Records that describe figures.
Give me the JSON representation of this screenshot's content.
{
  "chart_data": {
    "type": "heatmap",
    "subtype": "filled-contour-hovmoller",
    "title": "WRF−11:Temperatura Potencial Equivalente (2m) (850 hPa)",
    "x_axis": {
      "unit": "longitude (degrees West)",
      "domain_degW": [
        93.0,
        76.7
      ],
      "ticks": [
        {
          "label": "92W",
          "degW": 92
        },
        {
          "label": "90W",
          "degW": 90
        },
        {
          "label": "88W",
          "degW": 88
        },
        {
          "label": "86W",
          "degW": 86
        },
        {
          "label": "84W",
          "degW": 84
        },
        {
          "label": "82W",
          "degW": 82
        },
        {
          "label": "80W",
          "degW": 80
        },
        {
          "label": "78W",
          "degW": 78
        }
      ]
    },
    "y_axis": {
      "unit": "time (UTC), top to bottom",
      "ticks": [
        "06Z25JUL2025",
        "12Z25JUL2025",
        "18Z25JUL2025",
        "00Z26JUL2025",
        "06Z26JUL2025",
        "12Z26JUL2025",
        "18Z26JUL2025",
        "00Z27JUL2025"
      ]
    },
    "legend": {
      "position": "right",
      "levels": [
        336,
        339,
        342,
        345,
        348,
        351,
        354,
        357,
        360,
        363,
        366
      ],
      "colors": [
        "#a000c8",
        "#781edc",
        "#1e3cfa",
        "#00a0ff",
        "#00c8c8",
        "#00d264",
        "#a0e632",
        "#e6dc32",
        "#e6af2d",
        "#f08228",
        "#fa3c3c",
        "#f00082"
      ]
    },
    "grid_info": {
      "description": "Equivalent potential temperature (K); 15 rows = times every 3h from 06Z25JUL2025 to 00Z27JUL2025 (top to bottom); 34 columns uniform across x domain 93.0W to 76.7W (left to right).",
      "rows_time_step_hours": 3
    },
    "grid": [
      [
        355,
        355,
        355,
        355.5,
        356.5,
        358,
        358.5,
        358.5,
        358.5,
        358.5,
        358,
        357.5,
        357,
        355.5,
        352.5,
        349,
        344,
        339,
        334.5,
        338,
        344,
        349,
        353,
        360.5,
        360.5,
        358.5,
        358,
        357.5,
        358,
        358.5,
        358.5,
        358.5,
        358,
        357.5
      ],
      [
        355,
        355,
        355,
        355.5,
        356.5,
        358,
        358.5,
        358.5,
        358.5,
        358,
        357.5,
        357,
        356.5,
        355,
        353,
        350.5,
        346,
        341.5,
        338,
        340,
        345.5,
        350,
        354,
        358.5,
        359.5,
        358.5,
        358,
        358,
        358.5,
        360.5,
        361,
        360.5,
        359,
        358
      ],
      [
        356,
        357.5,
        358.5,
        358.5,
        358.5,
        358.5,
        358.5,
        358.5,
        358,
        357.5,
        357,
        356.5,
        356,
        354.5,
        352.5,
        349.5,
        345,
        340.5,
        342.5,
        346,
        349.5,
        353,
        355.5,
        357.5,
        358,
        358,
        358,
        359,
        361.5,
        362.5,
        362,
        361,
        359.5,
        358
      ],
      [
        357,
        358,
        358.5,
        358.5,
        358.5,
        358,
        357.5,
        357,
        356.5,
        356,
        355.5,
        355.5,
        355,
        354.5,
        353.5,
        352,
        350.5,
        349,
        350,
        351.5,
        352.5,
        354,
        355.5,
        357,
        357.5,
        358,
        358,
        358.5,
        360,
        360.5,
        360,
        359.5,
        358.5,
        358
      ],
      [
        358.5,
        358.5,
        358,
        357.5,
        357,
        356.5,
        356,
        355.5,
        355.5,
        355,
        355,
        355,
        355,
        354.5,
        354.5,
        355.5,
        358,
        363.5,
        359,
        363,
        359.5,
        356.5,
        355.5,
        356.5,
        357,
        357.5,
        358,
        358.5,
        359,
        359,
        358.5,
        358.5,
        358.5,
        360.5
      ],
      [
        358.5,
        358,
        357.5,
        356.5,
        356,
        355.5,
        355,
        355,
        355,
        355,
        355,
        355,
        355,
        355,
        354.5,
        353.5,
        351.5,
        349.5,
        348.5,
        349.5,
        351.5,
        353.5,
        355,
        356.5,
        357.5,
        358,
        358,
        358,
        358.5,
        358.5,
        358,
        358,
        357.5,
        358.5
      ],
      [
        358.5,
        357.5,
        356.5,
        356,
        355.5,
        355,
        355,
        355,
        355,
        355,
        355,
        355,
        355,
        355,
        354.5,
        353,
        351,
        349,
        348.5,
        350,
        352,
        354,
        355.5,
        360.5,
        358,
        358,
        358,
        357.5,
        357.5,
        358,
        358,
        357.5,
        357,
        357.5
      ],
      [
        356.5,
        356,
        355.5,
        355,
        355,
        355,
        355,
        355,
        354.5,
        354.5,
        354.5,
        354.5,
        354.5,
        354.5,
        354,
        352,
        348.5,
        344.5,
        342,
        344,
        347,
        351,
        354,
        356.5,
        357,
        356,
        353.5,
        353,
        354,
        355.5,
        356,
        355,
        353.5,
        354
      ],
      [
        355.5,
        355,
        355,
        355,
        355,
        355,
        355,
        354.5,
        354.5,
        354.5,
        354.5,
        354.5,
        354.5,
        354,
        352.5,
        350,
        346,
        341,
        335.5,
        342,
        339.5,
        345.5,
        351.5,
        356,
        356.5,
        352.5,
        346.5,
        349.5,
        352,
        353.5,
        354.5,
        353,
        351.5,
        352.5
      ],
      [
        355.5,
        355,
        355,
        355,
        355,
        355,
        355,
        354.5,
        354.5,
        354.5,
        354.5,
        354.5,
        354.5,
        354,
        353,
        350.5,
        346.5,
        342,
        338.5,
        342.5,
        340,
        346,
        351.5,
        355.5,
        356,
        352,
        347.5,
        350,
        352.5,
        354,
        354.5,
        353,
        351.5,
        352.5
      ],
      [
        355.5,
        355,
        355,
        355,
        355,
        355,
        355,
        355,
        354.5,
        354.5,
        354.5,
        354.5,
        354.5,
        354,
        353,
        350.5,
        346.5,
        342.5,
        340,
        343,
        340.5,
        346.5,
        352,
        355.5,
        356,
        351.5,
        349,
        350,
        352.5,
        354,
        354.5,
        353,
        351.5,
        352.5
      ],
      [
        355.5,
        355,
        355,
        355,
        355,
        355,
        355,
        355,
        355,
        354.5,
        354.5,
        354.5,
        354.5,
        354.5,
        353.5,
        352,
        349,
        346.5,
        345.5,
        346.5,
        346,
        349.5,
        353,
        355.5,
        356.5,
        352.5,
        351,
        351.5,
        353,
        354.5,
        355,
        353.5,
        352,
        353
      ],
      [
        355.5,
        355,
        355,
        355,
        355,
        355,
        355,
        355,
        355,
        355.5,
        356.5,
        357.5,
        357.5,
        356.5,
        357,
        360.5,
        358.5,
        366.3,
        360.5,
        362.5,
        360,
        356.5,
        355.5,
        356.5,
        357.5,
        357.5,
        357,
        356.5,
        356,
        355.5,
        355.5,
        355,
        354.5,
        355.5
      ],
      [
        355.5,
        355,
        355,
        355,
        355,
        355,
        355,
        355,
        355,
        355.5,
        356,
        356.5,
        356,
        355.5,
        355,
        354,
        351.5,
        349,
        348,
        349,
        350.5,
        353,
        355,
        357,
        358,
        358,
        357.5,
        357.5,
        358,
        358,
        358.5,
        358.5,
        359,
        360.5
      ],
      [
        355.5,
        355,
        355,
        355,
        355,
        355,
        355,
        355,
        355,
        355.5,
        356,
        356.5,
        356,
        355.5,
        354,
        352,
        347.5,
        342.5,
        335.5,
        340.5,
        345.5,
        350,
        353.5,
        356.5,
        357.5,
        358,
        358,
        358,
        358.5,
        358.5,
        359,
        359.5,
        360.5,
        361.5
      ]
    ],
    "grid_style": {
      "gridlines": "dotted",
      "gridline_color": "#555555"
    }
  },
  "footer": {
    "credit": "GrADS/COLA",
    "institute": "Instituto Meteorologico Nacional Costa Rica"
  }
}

Set exercise. Return each line among the entries that holds the word "right".

Solution to the problem.
      "position": "right",
      "description": "Equivalent potential temperature (K); 15 rows = times every 3h from 06Z25JUL2025 to 00Z27JUL2025 (top to bottom); 34 columns uniform across x domain 93.0W to 76.7W (left to right).",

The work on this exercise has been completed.